DATASET CONTENT |
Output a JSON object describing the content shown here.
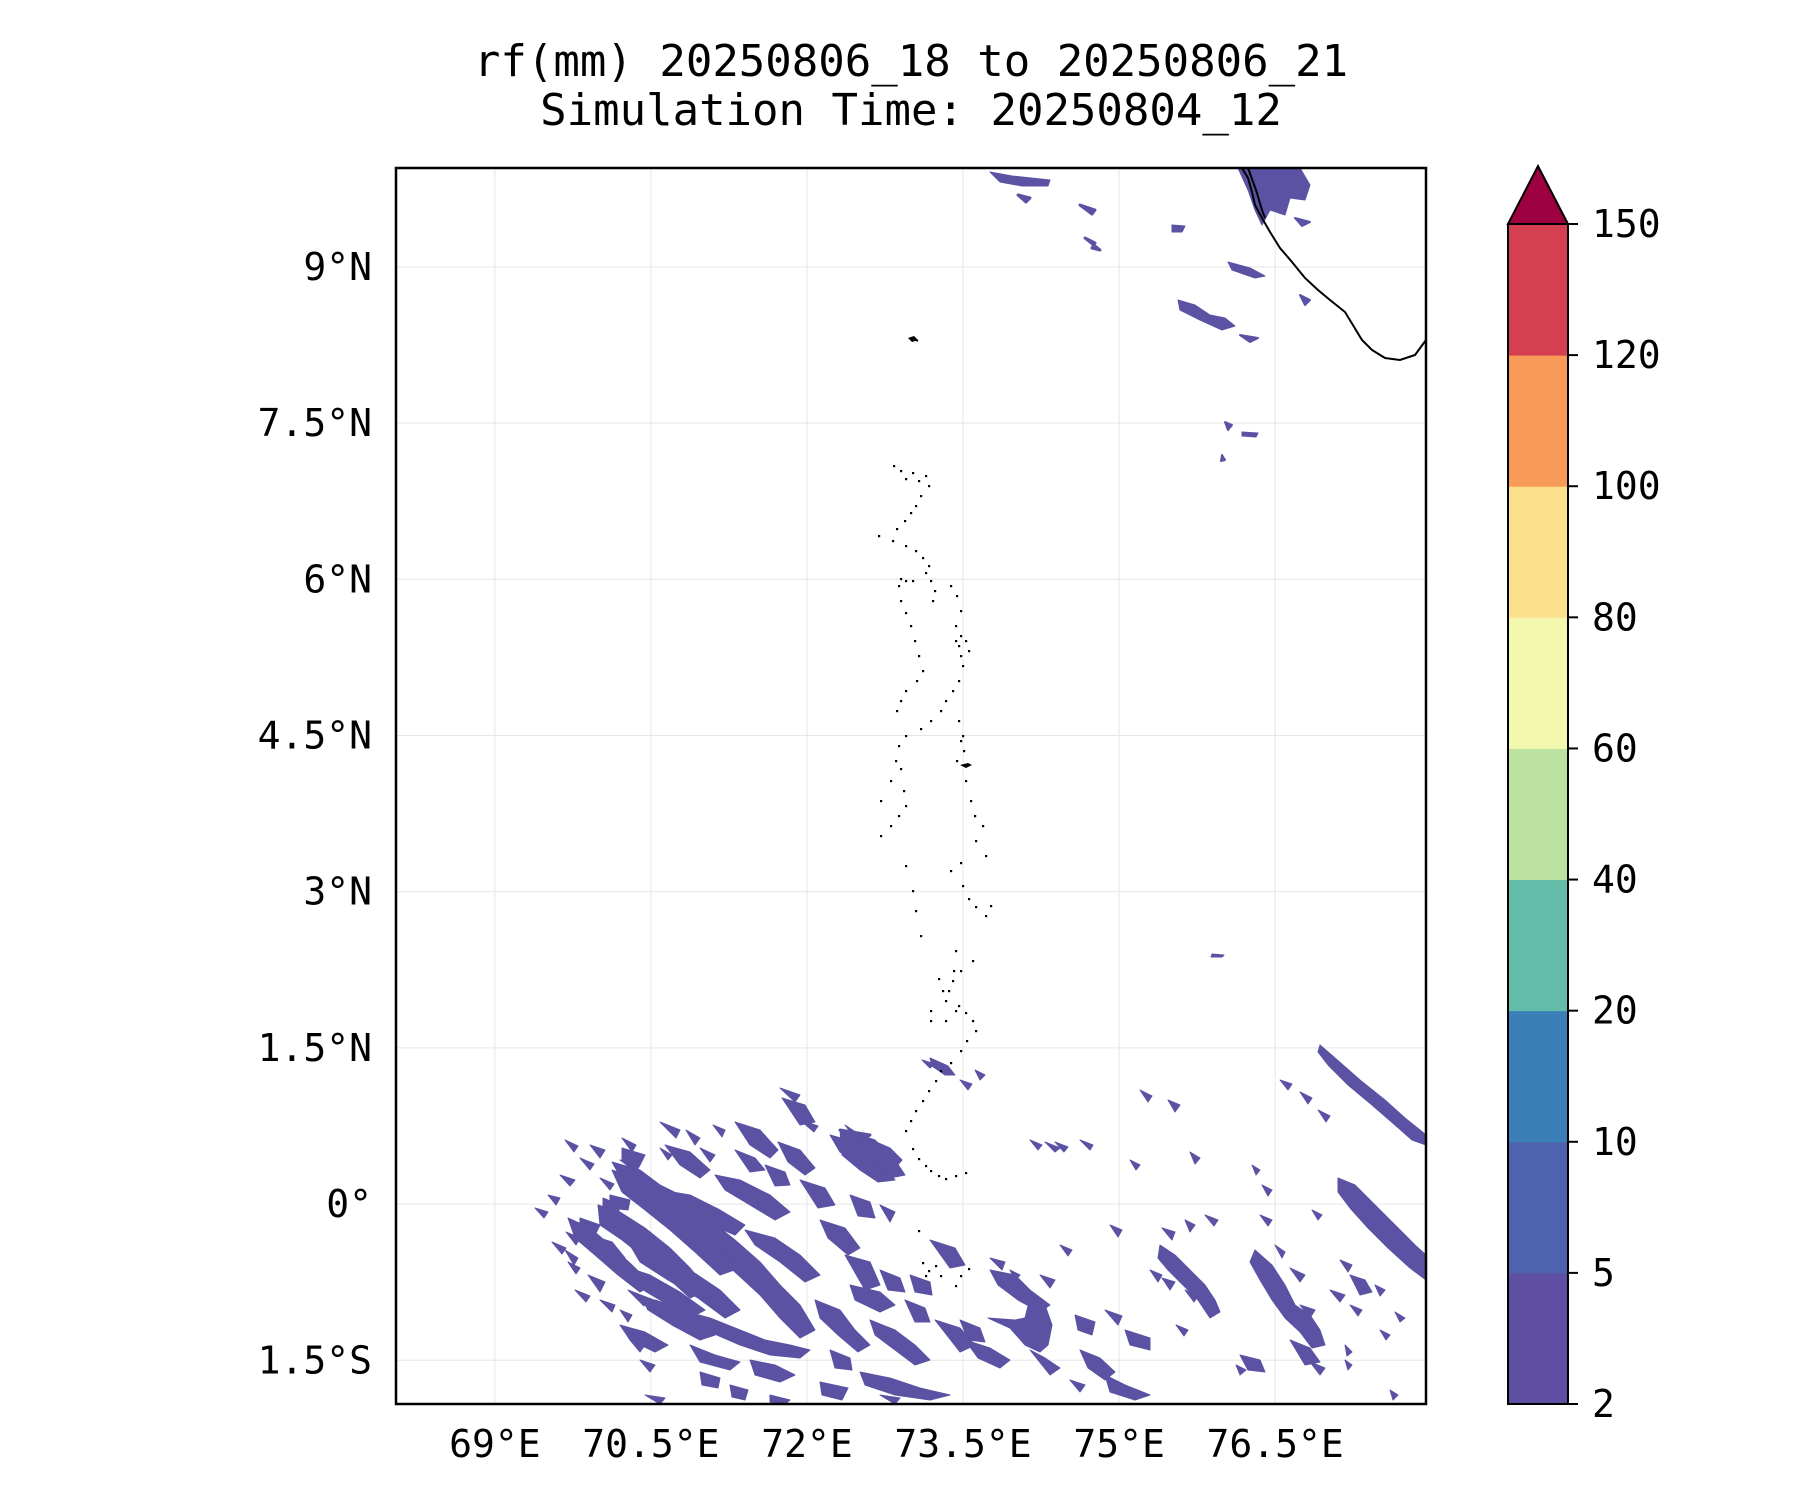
{
  "title": {
    "line1": "rf(mm) 20250806_18 to 20250806_21",
    "line2": "Simulation Time: 20250804_12"
  },
  "map": {
    "lon_range": [
      68.05,
      77.95
    ],
    "lat_range": [
      -1.92,
      9.95
    ],
    "lon_ticks": [
      {
        "value": 69,
        "label": "69°E"
      },
      {
        "value": 70.5,
        "label": "70.5°E"
      },
      {
        "value": 72,
        "label": "72°E"
      },
      {
        "value": 73.5,
        "label": "73.5°E"
      },
      {
        "value": 75,
        "label": "75°E"
      },
      {
        "value": 76.5,
        "label": "76.5°E"
      }
    ],
    "lat_ticks": [
      {
        "value": 9,
        "label": "9°N"
      },
      {
        "value": 7.5,
        "label": "7.5°N"
      },
      {
        "value": 6,
        "label": "6°N"
      },
      {
        "value": 4.5,
        "label": "4.5°N"
      },
      {
        "value": 3,
        "label": "3°N"
      },
      {
        "value": 1.5,
        "label": "1.5°N"
      },
      {
        "value": 0,
        "label": "0°"
      },
      {
        "value": -1.5,
        "label": "1.5°S"
      }
    ],
    "gridlines": true,
    "rain_color": "#5b52a3",
    "rain_color_dark": "#4f62ad",
    "coast_color": "#000000",
    "gridline_color": "#e6e6e6"
  },
  "colorbar": {
    "levels": [
      "2",
      "5",
      "10",
      "20",
      "40",
      "60",
      "80",
      "100",
      "120",
      "150"
    ],
    "colors": [
      "#5e4fa2",
      "#4f62ad",
      "#3a7fb8",
      "#63bda9",
      "#bbe29f",
      "#f2f9ae",
      "#fbe08e",
      "#f89b58",
      "#d4404f"
    ],
    "extend_color": "#9e0142"
  }
}
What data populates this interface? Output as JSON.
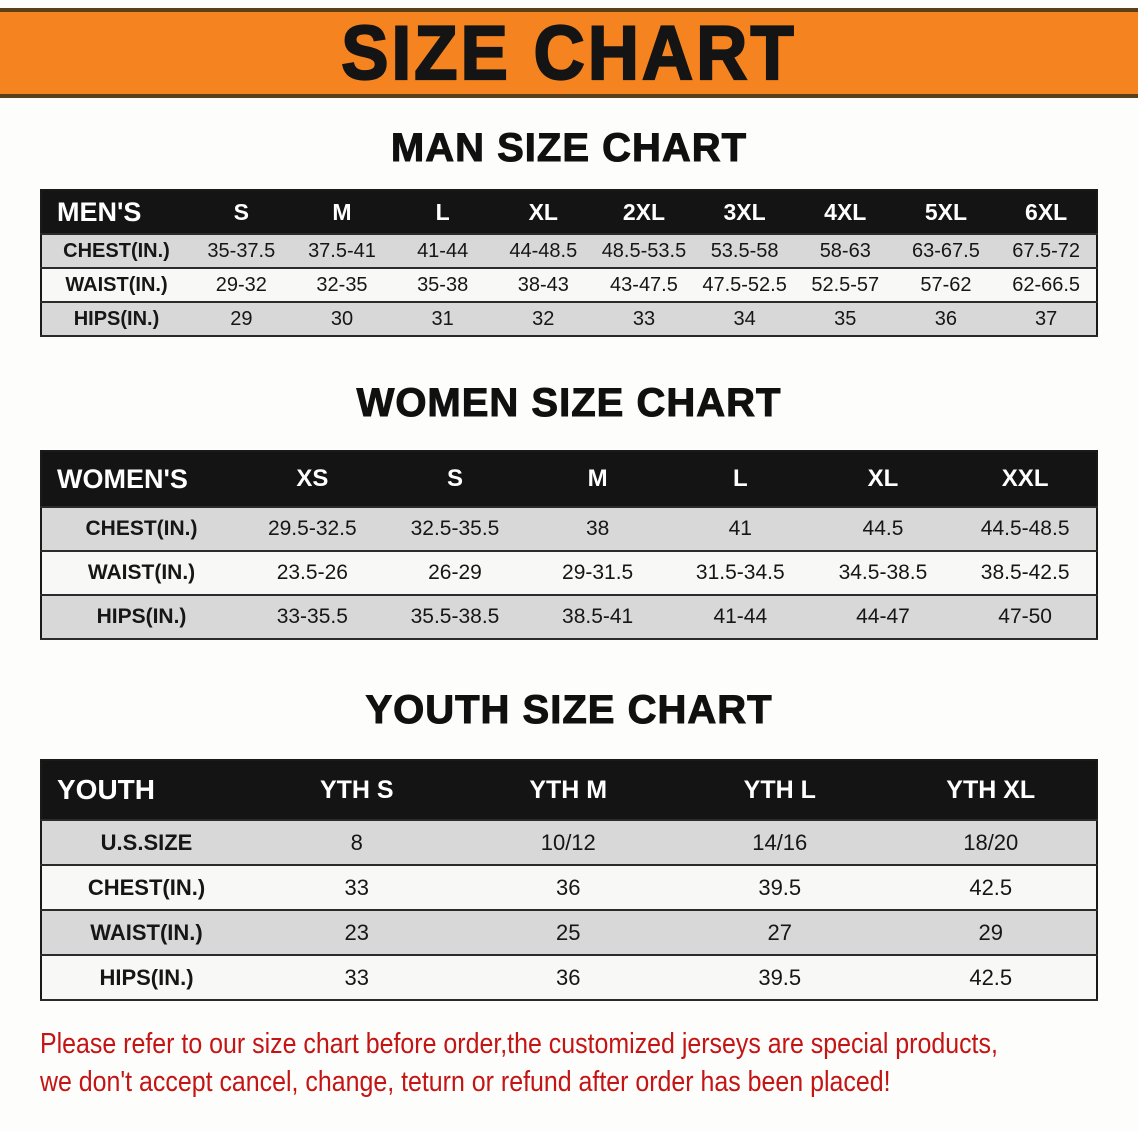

REQUIREMENT |
Without the pictures, write out all of the material exactly.

SOLUTION |
Output a JSON object describing the content shown here.
{
  "title": {
    "line1": "rf(mm) 20250806_18 to 20250806_21",
    "line2": "Simulation Time: 20250804_12"
  },
  "map": {
    "lon_range": [
      68.05,
      77.95
    ],
    "lat_range": [
      -1.92,
      9.95
    ],
    "lon_ticks": [
      {
        "value": 69,
        "label": "69°E"
      },
      {
        "value": 70.5,
        "label": "70.5°E"
      },
      {
        "value": 72,
        "label": "72°E"
      },
      {
        "value": 73.5,
        "label": "73.5°E"
      },
      {
        "value": 75,
        "label": "75°E"
      },
      {
        "value": 76.5,
        "label": "76.5°E"
      }
    ],
    "lat_ticks": [
      {
        "value": 9,
        "label": "9°N"
      },
      {
        "value": 7.5,
        "label": "7.5°N"
      },
      {
        "value": 6,
        "label": "6°N"
      },
      {
        "value": 4.5,
        "label": "4.5°N"
      },
      {
        "value": 3,
        "label": "3°N"
      },
      {
        "value": 1.5,
        "label": "1.5°N"
      },
      {
        "value": 0,
        "label": "0°"
      },
      {
        "value": -1.5,
        "label": "1.5°S"
      }
    ],
    "gridlines": true,
    "rain_color": "#5b52a3",
    "rain_color_dark": "#4f62ad",
    "coast_color": "#000000",
    "gridline_color": "#e6e6e6"
  },
  "colorbar": {
    "levels": [
      "2",
      "5",
      "10",
      "20",
      "40",
      "60",
      "80",
      "100",
      "120",
      "150"
    ],
    "colors": [
      "#5e4fa2",
      "#4f62ad",
      "#3a7fb8",
      "#63bda9",
      "#bbe29f",
      "#f2f9ae",
      "#fbe08e",
      "#f89b58",
      "#d4404f"
    ],
    "extend_color": "#9e0142"
  }
}
What data populates this interface? Output as JSON.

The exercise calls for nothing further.